### Task statement:
Leave out the pictures and reproduce all of the data exactly.

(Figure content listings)
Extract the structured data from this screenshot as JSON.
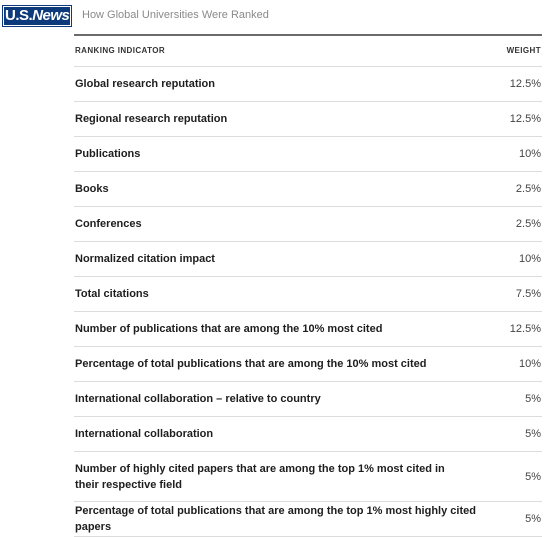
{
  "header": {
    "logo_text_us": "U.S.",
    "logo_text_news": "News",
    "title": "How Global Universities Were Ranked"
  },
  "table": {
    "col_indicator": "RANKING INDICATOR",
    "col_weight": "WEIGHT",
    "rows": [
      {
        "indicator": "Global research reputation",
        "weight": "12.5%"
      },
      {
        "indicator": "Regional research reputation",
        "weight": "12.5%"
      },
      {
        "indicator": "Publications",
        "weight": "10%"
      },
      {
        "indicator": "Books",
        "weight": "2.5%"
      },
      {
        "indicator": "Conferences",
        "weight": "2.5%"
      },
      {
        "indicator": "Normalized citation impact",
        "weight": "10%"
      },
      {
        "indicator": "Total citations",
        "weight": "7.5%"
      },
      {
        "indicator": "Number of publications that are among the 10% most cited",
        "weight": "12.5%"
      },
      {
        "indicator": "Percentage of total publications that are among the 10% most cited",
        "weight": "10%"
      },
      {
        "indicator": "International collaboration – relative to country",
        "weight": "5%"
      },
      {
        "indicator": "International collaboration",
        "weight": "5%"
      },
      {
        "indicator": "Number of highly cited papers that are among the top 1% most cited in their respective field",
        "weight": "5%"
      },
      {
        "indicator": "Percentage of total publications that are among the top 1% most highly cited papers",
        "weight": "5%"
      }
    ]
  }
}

### Result of this task:
Extract the structured data from this screenshot as JSON.
{
  "header": {
    "logo_text_us": "U.S.",
    "logo_text_news": "News",
    "title": "How Global Universities Were Ranked"
  },
  "table": {
    "col_indicator": "RANKING INDICATOR",
    "col_weight": "WEIGHT",
    "rows": [
      {
        "indicator": "Global research reputation",
        "weight": "12.5%"
      },
      {
        "indicator": "Regional research reputation",
        "weight": "12.5%"
      },
      {
        "indicator": "Publications",
        "weight": "10%"
      },
      {
        "indicator": "Books",
        "weight": "2.5%"
      },
      {
        "indicator": "Conferences",
        "weight": "2.5%"
      },
      {
        "indicator": "Normalized citation impact",
        "weight": "10%"
      },
      {
        "indicator": "Total citations",
        "weight": "7.5%"
      },
      {
        "indicator": "Number of publications that are among the 10% most cited",
        "weight": "12.5%"
      },
      {
        "indicator": "Percentage of total publications that are among the 10% most cited",
        "weight": "10%"
      },
      {
        "indicator": "International collaboration – relative to country",
        "weight": "5%"
      },
      {
        "indicator": "International collaboration",
        "weight": "5%"
      },
      {
        "indicator": "Number of highly cited papers that are among the top 1% most cited in their respective field",
        "weight": "5%"
      },
      {
        "indicator": "Percentage of total publications that are among the top 1% most highly cited papers",
        "weight": "5%"
      }
    ]
  }
}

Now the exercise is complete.